**PROMPT**
Retype the passage of the crypto crime article that starts with the words "The Year of" and ends with "through misappropriate funds.", keeping every character unchanged.

**EXCERPT PROVIDED**
-.-.-

The CipherTrace report mentions that ‘exit scams’ have rocked the crypto markets in 2019 alone contributing to a fund loss of a massive $3.1 billion.
We are just in the eighth month of 2019 and a new report from CipherTrace brings some astonishing details. The report talks about crypto crimes, thefts, and exit scams which has swindled massive sums of investors’ money.
According to CipherTrace’s Q2 2019 Cryptocurrency Anti-Money Laundering Report, cryptocurrency loses has crossed a staggering $4.3 billion this year. This massive loss figure includes different crimes like hacking thefts, exit scams, etc. The report states:
“Outright thefts, as well as scams and other misappropriation of funds from cryptocurrency users and exchanges, continued apace, netting criminals and fraudsters approximately $4.3 billion in aggregate for 2019.”
CipherTrace’s previous report states that by the Q1 of 2019, the total loses in crypto crimes stood at $1.2 billion. Thus, it is clear that Q2 saw an escalation and rise in the crypto crimes taking place in the market. The report further states that despite several measures initiated to counter external threats, hackers have successfully managed to dodge the current cybersecurity infrastructure.
The Year of Exit Scams
In its report, CipherTrace clearly mentions that 2019 is the “Year of the Exit Scams”. Reportedly, a massive $3.1 billion funds have been stoled through exits and other $874 million have been siphoned off through misappropriate funds.
In its report, CipherTrace mentions an exit scam from South Korean Exchange PlusToken which involves an alleged pyramid scheme. This scam alone could have cost investors a massive $2.9 billion in lost funds. However, CipherTrace hasn’t confirmed additional details on who pocketed these billion-dollars from the scam.

-.-.-

**DATASET CONTENT**

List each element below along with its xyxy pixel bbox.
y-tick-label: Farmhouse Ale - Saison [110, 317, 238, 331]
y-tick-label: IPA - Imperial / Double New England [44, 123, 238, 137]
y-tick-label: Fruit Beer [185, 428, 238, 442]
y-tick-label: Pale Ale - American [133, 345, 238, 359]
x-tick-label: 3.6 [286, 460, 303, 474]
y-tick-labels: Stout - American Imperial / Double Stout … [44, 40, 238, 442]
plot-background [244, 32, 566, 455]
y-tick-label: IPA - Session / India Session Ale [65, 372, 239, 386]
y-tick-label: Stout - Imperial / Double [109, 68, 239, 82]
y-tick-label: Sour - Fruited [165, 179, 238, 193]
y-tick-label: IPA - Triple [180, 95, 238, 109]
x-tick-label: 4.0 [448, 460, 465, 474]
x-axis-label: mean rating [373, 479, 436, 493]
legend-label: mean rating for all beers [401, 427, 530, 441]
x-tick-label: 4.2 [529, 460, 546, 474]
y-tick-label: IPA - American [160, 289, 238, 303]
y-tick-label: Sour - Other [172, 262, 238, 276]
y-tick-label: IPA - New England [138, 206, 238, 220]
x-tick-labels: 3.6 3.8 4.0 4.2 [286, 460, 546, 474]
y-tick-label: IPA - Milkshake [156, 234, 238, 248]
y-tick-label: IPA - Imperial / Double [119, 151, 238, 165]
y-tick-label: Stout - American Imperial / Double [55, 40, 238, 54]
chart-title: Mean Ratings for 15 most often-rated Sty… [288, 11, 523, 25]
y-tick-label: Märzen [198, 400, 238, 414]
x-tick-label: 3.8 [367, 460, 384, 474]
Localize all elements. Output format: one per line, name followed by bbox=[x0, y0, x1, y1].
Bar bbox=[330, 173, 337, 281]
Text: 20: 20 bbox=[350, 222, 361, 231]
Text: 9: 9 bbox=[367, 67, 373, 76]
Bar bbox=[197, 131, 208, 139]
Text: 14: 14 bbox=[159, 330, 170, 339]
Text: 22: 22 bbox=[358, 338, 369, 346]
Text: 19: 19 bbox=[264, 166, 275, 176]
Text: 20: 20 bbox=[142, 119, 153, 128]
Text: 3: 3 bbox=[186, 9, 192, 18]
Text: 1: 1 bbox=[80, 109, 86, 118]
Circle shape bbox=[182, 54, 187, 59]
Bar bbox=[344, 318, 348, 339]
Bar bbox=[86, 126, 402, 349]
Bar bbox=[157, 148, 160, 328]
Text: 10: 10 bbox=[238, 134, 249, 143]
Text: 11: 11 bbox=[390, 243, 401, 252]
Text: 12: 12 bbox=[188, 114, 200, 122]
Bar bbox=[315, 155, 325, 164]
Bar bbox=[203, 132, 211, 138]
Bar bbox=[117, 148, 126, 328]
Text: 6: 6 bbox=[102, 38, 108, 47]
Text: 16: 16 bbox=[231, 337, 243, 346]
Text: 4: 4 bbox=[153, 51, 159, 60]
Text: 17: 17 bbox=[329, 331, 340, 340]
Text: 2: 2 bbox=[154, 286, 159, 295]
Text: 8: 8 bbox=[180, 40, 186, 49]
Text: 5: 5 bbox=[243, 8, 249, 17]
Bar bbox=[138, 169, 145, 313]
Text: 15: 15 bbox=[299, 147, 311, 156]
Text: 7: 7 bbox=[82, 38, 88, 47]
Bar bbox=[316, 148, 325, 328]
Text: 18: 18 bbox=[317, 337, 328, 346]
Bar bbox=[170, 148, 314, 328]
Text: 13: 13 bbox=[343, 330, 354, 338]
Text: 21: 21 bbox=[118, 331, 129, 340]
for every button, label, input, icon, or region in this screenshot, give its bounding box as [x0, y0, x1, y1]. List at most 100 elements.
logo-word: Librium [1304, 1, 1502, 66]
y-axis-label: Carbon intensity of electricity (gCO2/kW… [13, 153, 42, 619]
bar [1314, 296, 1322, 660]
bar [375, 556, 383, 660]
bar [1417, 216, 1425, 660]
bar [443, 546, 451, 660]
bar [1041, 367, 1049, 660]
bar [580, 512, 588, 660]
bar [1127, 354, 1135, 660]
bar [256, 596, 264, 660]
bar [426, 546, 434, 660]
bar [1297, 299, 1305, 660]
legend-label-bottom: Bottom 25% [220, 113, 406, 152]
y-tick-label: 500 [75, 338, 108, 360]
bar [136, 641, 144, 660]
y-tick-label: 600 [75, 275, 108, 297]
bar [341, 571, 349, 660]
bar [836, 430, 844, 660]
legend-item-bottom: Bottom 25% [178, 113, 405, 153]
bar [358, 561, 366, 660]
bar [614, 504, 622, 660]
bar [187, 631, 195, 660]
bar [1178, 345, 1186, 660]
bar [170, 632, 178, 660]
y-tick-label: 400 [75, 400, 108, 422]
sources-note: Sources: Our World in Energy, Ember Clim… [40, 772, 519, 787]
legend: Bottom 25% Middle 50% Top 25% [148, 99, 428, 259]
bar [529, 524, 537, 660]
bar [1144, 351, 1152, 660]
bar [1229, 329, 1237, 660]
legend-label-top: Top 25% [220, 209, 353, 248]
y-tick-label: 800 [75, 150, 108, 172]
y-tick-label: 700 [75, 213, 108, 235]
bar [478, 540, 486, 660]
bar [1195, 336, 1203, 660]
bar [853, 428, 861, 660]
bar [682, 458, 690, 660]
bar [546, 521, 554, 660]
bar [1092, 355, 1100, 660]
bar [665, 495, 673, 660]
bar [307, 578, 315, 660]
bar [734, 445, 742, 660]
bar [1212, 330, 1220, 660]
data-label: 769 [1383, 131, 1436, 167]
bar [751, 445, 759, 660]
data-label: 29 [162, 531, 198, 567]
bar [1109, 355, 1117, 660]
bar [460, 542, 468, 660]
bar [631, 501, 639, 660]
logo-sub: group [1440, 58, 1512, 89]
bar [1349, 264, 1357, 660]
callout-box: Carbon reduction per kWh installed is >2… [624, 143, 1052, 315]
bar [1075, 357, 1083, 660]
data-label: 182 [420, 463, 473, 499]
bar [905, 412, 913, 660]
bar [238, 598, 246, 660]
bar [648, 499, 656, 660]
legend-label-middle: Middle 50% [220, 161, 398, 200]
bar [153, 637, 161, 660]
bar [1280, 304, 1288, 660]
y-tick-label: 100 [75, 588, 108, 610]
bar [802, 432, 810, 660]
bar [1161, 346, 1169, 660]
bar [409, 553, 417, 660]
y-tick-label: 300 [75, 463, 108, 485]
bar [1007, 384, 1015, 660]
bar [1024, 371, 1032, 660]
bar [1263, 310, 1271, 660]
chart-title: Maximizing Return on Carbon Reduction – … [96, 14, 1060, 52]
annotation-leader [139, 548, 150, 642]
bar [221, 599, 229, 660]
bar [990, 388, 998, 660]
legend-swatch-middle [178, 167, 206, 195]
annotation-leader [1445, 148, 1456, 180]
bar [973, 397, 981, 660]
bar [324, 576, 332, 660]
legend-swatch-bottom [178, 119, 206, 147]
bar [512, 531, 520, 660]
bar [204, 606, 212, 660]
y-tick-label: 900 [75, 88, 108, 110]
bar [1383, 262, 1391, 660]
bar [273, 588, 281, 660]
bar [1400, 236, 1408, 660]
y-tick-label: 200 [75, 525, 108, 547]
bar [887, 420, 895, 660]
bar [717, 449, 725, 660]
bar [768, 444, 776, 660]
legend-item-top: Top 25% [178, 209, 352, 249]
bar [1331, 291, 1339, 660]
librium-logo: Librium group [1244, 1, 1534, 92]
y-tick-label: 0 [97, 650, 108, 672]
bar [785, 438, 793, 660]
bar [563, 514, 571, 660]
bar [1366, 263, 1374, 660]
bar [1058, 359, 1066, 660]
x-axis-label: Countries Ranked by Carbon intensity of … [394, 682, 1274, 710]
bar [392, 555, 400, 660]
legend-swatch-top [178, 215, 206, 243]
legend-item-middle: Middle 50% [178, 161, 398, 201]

-.-.-

**TASK SOLUTION**
The Year of Exit Scams
In its report, CipherTrace clearly mentions that 2019 is the “Year of the Exit Scams”. Reportedly, a massive $3.1 billion funds have been stoled through exits and other $874 million have been siphoned off through misappropriate funds.